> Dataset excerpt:
Begin

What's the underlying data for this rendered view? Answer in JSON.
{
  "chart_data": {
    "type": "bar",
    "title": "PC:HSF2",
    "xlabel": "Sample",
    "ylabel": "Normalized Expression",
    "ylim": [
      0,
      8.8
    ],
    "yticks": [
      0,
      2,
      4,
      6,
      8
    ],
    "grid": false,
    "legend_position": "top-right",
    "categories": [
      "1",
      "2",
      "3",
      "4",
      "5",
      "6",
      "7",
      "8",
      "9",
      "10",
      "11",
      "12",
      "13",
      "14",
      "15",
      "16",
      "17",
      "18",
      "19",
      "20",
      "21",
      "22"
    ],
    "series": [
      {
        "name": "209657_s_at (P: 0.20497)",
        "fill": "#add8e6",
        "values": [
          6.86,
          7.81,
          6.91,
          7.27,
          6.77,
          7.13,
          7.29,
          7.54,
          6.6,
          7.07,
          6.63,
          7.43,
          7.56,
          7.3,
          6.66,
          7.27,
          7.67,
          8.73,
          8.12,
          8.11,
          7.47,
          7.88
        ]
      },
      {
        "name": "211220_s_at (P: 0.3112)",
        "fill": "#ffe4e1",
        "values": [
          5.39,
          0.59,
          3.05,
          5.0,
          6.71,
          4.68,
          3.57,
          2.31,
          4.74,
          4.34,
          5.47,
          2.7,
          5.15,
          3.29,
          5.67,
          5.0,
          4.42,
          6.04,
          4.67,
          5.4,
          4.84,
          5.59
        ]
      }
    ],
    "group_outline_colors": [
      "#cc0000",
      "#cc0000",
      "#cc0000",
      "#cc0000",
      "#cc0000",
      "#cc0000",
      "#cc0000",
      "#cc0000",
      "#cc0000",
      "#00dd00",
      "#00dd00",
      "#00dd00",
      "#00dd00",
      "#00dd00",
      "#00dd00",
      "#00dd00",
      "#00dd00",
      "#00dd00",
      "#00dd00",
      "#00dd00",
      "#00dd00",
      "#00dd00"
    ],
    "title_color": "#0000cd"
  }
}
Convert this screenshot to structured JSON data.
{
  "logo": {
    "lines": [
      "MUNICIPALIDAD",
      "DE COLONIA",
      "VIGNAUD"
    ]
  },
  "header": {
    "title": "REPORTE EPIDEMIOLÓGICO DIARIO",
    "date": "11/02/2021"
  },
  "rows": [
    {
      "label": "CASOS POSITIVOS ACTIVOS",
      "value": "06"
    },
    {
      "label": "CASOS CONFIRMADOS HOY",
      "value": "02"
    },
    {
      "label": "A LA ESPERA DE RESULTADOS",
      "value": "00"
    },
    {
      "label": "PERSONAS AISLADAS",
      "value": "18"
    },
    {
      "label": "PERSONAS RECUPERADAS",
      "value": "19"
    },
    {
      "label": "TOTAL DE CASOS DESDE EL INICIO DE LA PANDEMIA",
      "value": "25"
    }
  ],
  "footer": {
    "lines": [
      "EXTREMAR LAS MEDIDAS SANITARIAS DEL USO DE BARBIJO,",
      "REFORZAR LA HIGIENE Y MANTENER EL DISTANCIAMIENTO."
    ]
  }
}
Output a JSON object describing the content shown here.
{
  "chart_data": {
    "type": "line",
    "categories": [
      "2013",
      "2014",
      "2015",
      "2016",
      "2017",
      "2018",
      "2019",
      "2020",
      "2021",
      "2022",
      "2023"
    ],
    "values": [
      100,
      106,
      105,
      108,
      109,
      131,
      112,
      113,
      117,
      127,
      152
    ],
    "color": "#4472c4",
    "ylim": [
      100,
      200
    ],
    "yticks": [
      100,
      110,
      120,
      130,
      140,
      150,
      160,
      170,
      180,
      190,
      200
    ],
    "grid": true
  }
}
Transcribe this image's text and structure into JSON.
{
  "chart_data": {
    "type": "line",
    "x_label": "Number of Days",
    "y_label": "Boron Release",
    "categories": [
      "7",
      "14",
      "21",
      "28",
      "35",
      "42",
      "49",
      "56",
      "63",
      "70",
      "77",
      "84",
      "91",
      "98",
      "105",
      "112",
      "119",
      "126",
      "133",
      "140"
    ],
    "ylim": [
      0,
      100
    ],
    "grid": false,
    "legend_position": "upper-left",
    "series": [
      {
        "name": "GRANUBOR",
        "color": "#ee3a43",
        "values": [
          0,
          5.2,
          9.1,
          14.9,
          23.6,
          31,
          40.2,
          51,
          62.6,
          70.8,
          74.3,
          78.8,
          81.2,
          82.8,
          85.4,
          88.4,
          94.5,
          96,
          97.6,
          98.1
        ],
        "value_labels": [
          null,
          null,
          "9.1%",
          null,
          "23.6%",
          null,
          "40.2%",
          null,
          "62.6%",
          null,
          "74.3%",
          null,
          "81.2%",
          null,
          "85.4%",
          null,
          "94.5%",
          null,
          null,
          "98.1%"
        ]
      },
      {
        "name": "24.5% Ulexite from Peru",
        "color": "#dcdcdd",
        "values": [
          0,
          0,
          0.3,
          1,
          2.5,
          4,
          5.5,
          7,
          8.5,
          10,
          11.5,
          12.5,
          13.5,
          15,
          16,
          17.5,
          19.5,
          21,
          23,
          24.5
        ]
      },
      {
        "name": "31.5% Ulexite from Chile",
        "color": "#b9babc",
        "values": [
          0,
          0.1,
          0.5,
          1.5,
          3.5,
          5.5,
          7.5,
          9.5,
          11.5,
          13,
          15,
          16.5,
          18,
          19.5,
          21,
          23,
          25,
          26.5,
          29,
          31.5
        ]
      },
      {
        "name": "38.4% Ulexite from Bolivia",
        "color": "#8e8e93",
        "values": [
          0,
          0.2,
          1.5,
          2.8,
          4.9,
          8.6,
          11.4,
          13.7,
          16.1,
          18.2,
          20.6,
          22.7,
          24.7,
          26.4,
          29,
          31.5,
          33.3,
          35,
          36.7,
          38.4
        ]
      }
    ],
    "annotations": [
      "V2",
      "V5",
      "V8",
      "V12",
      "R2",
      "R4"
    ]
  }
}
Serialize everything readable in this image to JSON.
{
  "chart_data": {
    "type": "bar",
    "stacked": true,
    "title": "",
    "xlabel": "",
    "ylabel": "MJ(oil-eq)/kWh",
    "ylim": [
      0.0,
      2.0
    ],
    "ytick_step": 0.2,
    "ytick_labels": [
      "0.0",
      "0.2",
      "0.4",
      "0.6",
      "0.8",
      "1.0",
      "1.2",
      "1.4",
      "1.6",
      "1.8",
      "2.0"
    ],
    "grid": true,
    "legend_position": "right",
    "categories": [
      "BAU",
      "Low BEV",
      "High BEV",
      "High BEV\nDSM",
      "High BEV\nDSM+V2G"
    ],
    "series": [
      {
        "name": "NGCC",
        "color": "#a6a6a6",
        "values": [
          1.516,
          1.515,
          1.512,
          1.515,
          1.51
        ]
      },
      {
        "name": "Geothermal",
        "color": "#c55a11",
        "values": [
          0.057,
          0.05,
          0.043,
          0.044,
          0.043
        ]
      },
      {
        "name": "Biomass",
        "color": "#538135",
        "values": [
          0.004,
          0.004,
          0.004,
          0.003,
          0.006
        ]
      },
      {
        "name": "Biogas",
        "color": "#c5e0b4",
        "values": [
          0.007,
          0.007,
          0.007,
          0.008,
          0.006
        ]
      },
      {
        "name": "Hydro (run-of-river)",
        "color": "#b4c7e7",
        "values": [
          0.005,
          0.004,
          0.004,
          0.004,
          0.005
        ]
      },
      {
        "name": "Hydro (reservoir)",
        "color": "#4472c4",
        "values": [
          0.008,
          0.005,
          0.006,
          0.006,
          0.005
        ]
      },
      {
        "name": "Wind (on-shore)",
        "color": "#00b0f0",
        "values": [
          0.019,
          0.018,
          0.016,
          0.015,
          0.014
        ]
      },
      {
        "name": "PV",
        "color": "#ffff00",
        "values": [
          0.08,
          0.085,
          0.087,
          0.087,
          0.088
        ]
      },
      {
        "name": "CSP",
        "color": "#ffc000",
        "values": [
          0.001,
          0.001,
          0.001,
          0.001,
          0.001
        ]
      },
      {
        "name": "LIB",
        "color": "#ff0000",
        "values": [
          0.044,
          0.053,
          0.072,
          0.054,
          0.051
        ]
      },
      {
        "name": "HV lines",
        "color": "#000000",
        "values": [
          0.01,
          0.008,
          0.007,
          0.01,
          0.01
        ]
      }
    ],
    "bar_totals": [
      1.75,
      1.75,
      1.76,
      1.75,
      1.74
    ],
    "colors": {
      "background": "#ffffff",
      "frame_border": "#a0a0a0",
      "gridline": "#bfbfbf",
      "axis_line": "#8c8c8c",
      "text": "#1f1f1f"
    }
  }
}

End

Return all lines containing "JSON".

> Solution to this problem:
What's the underlying data for this rendered view? Answer in JSON.
Convert this screenshot to structured JSON data.
Output a JSON object describing the content shown here.
Transcribe this image's text and structure into JSON.
Serialize everything readable in this image to JSON.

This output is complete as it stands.